--- BEGIN ---
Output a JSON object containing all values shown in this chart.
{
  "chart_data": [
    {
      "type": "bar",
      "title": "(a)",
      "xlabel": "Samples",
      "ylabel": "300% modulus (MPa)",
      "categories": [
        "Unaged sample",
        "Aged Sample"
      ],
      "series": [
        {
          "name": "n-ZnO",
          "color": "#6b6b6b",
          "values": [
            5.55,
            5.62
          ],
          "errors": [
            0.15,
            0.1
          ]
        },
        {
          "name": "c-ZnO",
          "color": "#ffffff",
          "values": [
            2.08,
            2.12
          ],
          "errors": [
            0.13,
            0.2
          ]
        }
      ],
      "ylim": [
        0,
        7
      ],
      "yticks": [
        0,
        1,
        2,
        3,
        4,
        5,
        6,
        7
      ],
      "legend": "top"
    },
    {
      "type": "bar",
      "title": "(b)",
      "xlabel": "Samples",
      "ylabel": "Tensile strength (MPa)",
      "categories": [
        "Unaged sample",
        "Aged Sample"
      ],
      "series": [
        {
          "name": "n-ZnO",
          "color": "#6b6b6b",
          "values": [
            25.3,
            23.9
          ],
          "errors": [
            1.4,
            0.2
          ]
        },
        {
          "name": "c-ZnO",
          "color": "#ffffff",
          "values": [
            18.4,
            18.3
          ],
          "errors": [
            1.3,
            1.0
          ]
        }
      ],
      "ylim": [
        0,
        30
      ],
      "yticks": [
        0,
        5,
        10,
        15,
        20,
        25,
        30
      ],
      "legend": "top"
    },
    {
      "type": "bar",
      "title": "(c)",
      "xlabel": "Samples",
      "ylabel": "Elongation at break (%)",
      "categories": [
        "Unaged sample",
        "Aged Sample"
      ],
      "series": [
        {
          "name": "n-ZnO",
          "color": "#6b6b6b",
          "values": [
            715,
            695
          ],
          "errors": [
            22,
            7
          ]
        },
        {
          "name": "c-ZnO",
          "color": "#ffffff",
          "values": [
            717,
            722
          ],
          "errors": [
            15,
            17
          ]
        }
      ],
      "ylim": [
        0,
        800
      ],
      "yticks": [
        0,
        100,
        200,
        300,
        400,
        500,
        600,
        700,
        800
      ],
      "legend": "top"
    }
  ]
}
--- END ---
Exercise aim: Copy out all of the lines above exactly.

Exercise result:
Output a JSON object containing all values shown in this chart.
{
  "chart_data": [
    {
      "type": "bar",
      "title": "(a)",
      "xlabel": "Samples",
      "ylabel": "300% modulus (MPa)",
      "categories": [
        "Unaged sample",
        "Aged Sample"
      ],
      "series": [
        {
          "name": "n-ZnO",
          "color": "#6b6b6b",
          "values": [
            5.55,
            5.62
          ],
          "errors": [
            0.15,
            0.1
          ]
        },
        {
          "name": "c-ZnO",
          "color": "#ffffff",
          "values": [
            2.08,
            2.12
          ],
          "errors": [
            0.13,
            0.2
          ]
        }
      ],
      "ylim": [
        0,
        7
      ],
      "yticks": [
        0,
        1,
        2,
        3,
        4,
        5,
        6,
        7
      ],
      "legend": "top"
    },
    {
      "type": "bar",
      "title": "(b)",
      "xlabel": "Samples",
      "ylabel": "Tensile strength (MPa)",
      "categories": [
        "Unaged sample",
        "Aged Sample"
      ],
      "series": [
        {
          "name": "n-ZnO",
          "color": "#6b6b6b",
          "values": [
            25.3,
            23.9
          ],
          "errors": [
            1.4,
            0.2
          ]
        },
        {
          "name": "c-ZnO",
          "color": "#ffffff",
          "values": [
            18.4,
            18.3
          ],
          "errors": [
            1.3,
            1.0
          ]
        }
      ],
      "ylim": [
        0,
        30
      ],
      "yticks": [
        0,
        5,
        10,
        15,
        20,
        25,
        30
      ],
      "legend": "top"
    },
    {
      "type": "bar",
      "title": "(c)",
      "xlabel": "Samples",
      "ylabel": "Elongation at break (%)",
      "categories": [
        "Unaged sample",
        "Aged Sample"
      ],
      "series": [
        {
          "name": "n-ZnO",
          "color": "#6b6b6b",
          "values": [
            715,
            695
          ],
          "errors": [
            22,
            7
          ]
        },
        {
          "name": "c-ZnO",
          "color": "#ffffff",
          "values": [
            717,
            722
          ],
          "errors": [
            15,
            17
          ]
        }
      ],
      "ylim": [
        0,
        800
      ],
      "yticks": [
        0,
        100,
        200,
        300,
        400,
        500,
        600,
        700,
        800
      ],
      "legend": "top"
    }
  ]
}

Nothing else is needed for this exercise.